* [TASK DATA]:
start
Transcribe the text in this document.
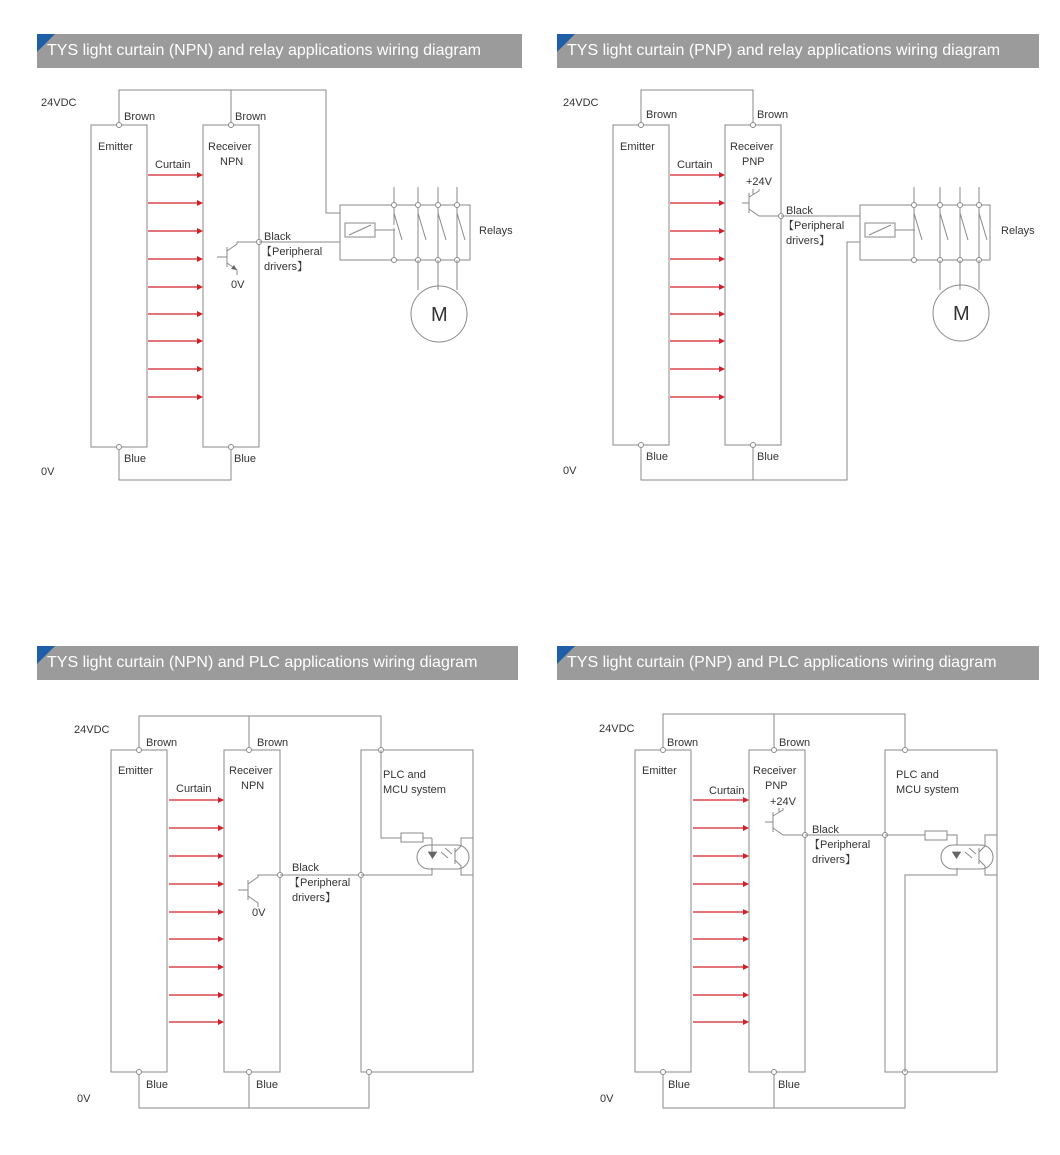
TYS light curtain (NPN) and relay applications wiring diagram
24VDC
0V
Brown
Emitter
Blue
Brown
Receiver
NPN
Blue
Curtain
0V
Black
【Peripheral
drivers】
Relays
M
TYS light curtain (PNP) and relay applications wiring diagram
24VDC
0V
Brown
Emitter
Blue
Brown
Receiver
PNP
Blue
Curtain
+24V
Black
【Peripheral
drivers】
Relays
M
TYS light curtain (NPN) and PLC applications wiring diagram
24VDC
0V
Brown
Emitter
Blue
Brown
Receiver
NPN
Blue
Curtain
0V
Black
【Peripheral
drivers】
PLC and
MCU system
TYS light curtain (PNP) and PLC applications wiring diagram
24VDC
0V
Brown
Emitter
Blue
Brown
Receiver
PNP
Blue
Curtain
+24V
Black
【Peripheral
drivers】
PLC and
MCU system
end
* [INSTRUCTION]: Return the listing above word for word, with the pictures removed.

* [FINISHED EXERCISE]:
Transcribe the text in this document.
TYS light curtain (NPN) and relay applications wiring diagram
24VDC
0V
Brown
Emitter
Blue
Brown
Receiver
NPN
Blue
Curtain
0V
Black
【Peripheral
drivers】
Relays
M
TYS light curtain (PNP) and relay applications wiring diagram
24VDC
0V
Brown
Emitter
Blue
Brown
Receiver
PNP
Blue
Curtain
+24V
Black
【Peripheral
drivers】
Relays
M
TYS light curtain (NPN) and PLC applications wiring diagram
24VDC
0V
Brown
Emitter
Blue
Brown
Receiver
NPN
Blue
Curtain
0V
Black
【Peripheral
drivers】
PLC and
MCU system
TYS light curtain (PNP) and PLC applications wiring diagram
24VDC
0V
Brown
Emitter
Blue
Brown
Receiver
PNP
Blue
Curtain
+24V
Black
【Peripheral
drivers】
PLC and
MCU system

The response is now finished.